Direction: All of the records below should be output exactly.

Material for this task:
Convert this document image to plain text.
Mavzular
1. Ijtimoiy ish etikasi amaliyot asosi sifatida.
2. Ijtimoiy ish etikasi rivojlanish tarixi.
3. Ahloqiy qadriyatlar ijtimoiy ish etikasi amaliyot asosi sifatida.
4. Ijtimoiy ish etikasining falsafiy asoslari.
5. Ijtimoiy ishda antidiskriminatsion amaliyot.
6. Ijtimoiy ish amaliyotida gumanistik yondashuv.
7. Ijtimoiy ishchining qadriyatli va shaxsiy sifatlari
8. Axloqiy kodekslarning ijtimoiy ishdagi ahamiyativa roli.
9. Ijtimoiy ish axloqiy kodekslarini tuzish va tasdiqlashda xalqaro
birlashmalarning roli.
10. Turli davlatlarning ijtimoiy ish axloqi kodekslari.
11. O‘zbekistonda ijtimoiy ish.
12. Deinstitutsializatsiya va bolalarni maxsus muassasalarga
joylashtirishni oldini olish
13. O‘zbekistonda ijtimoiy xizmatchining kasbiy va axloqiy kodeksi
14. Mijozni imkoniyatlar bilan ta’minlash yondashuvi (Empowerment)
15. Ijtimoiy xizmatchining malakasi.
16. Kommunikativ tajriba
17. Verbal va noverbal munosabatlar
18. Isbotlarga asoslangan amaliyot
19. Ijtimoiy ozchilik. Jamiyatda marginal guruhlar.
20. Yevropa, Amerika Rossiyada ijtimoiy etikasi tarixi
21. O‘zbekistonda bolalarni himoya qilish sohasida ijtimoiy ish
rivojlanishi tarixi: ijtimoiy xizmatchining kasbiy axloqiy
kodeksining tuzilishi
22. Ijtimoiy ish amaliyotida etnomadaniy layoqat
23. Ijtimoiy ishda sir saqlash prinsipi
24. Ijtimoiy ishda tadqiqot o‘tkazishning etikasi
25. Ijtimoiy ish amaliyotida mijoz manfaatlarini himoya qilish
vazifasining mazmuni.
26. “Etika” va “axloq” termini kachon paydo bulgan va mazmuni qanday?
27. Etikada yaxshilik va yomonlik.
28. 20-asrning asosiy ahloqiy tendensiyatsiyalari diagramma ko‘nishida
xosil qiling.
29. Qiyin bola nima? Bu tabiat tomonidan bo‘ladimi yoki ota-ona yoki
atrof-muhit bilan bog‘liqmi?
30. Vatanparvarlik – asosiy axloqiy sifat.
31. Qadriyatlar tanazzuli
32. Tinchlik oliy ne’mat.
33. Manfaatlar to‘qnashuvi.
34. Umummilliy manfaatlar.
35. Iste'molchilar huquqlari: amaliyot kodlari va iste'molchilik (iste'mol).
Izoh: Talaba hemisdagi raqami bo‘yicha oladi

Result:
Convert this document image to plain text.
Mavzular
1. Ijtimoiy ish etikasi amaliyot asosi sifatida.
2. Ijtimoiy ish etikasi rivojlanish tarixi.
3. Ahloqiy qadriyatlar ijtimoiy ish etikasi amaliyot asosi sifatida.
4. Ijtimoiy ish etikasining falsafiy asoslari.
5. Ijtimoiy ishda antidiskriminatsion amaliyot.
6. Ijtimoiy ish amaliyotida gumanistik yondashuv.
7. Ijtimoiy ishchining qadriyatli va shaxsiy sifatlari
8. Axloqiy kodekslarning ijtimoiy ishdagi ahamiyativa roli.
9. Ijtimoiy ish axloqiy kodekslarini tuzish va tasdiqlashda xalqaro
birlashmalarning roli.
10. Turli davlatlarning ijtimoiy ish axloqi kodekslari.
11. O‘zbekistonda ijtimoiy ish.
12. Deinstitutsializatsiya va bolalarni maxsus muassasalarga
joylashtirishni oldini olish
13. O‘zbekistonda ijtimoiy xizmatchining kasbiy va axloqiy kodeksi
14. Mijozni imkoniyatlar bilan ta’minlash yondashuvi (Empowerment)
15. Ijtimoiy xizmatchining malakasi.
16. Kommunikativ tajriba
17. Verbal va noverbal munosabatlar
18. Isbotlarga asoslangan amaliyot
19. Ijtimoiy ozchilik. Jamiyatda marginal guruhlar.
20. Yevropa, Amerika Rossiyada ijtimoiy etikasi tarixi
21. O‘zbekistonda bolalarni himoya qilish sohasida ijtimoiy ish
rivojlanishi tarixi: ijtimoiy xizmatchining kasbiy axloqiy
kodeksining tuzilishi
22. Ijtimoiy ish amaliyotida etnomadaniy layoqat
23. Ijtimoiy ishda sir saqlash prinsipi
24. Ijtimoiy ishda tadqiqot o‘tkazishning etikasi
25. Ijtimoiy ish amaliyotida mijoz manfaatlarini himoya qilish
vazifasining mazmuni.
26. “Etika” va “axloq” termini kachon paydo bulgan va mazmuni qanday?
27. Etikada yaxshilik va yomonlik.
28. 20-asrning asosiy ahloqiy tendensiyatsiyalari diagramma ko‘nishida
xosil qiling.
29. Qiyin bola nima? Bu tabiat tomonidan bo‘ladimi yoki ota-ona yoki
atrof-muhit bilan bog‘liqmi?
30. Vatanparvarlik – asosiy axloqiy sifat.
31. Qadriyatlar tanazzuli
32. Tinchlik oliy ne’mat.
33. Manfaatlar to‘qnashuvi.
34. Umummilliy manfaatlar.
35. Iste'molchilar huquqlari: amaliyot kodlari va iste'molchilik (iste'mol).
Izoh: Talaba hemisdagi raqami bo‘yicha oladi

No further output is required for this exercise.